___ Data rows ___
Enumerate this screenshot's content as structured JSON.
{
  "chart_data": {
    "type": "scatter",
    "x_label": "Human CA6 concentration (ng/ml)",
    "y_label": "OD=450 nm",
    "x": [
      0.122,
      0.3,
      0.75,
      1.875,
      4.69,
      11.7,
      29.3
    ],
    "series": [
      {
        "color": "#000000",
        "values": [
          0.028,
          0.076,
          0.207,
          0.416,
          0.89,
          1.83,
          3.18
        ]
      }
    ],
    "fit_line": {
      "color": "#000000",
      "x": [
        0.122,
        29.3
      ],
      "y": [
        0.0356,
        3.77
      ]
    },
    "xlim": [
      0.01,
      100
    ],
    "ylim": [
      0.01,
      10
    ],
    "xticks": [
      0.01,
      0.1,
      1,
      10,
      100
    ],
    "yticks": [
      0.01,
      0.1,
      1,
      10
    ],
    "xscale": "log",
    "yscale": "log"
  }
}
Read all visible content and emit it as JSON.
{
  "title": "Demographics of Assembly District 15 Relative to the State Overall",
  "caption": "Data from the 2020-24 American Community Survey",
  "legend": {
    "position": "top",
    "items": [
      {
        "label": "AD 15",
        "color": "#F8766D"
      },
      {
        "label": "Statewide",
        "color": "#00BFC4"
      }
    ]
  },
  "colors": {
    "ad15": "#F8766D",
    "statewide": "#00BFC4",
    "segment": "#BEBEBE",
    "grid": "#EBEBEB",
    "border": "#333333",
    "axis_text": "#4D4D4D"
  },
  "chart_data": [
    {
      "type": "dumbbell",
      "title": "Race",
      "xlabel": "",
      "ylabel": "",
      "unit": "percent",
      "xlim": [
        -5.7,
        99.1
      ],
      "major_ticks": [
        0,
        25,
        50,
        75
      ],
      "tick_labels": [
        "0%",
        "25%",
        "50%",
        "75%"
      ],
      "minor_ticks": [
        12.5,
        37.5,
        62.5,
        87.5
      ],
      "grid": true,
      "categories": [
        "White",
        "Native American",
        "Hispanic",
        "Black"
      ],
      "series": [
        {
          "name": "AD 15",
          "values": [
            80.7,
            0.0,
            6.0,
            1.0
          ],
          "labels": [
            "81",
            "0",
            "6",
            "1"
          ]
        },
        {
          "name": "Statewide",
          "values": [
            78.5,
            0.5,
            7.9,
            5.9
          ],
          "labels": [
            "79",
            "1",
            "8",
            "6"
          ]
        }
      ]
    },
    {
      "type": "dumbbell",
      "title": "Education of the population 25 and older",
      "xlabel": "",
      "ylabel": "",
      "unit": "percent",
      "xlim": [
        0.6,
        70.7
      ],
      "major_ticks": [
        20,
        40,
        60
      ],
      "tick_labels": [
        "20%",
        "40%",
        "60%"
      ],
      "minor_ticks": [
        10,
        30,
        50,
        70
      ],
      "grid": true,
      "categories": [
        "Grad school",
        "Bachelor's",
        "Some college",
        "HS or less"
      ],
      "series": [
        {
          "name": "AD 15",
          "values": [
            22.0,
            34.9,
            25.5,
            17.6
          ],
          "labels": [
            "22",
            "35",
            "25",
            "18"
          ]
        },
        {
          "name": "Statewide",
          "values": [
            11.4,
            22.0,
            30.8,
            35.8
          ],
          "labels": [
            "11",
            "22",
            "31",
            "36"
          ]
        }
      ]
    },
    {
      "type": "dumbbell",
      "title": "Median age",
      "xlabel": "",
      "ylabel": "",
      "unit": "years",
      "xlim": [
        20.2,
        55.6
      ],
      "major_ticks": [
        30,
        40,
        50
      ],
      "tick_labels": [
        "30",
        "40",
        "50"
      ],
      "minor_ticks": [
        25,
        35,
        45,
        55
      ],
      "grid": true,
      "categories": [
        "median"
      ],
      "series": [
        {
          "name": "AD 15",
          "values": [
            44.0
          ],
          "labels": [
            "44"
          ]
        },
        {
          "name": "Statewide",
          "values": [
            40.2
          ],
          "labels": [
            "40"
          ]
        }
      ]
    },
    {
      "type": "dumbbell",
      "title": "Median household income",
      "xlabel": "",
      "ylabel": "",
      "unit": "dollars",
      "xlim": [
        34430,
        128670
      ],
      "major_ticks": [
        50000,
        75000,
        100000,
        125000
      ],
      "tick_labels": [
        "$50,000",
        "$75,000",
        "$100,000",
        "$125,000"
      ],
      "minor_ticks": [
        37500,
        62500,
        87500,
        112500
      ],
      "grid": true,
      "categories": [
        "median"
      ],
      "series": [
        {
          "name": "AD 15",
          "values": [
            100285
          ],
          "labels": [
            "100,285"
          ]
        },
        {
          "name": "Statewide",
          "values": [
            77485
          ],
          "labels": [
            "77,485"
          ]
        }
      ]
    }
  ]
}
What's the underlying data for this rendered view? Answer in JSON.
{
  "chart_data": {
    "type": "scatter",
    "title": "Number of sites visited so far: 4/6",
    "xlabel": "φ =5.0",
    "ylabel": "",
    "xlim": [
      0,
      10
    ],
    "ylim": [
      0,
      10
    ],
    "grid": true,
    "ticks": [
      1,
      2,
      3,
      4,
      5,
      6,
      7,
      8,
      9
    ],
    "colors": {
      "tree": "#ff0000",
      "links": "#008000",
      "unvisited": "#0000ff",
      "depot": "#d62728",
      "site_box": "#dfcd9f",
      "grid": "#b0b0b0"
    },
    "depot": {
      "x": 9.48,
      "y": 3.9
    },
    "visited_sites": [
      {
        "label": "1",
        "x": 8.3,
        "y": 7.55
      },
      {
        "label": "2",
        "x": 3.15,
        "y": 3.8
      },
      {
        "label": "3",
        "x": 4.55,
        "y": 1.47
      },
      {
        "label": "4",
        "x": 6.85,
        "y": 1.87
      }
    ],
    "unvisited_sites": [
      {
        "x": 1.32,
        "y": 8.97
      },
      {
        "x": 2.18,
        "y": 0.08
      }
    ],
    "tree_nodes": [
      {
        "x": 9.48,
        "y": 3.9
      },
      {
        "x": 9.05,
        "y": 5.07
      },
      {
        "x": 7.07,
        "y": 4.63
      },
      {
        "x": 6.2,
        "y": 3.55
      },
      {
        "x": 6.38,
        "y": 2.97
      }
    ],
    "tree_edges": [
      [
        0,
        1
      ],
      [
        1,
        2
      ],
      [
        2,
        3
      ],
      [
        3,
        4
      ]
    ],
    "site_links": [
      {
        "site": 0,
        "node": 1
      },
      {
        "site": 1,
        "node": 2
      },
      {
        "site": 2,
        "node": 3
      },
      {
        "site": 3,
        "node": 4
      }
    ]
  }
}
___
> _What you have to do_: Search the data for the string "American" and copy each line where it appears.

> _Completed task_:
  "caption": "Data from the 2020-24 American Community Survey",
        "Native American",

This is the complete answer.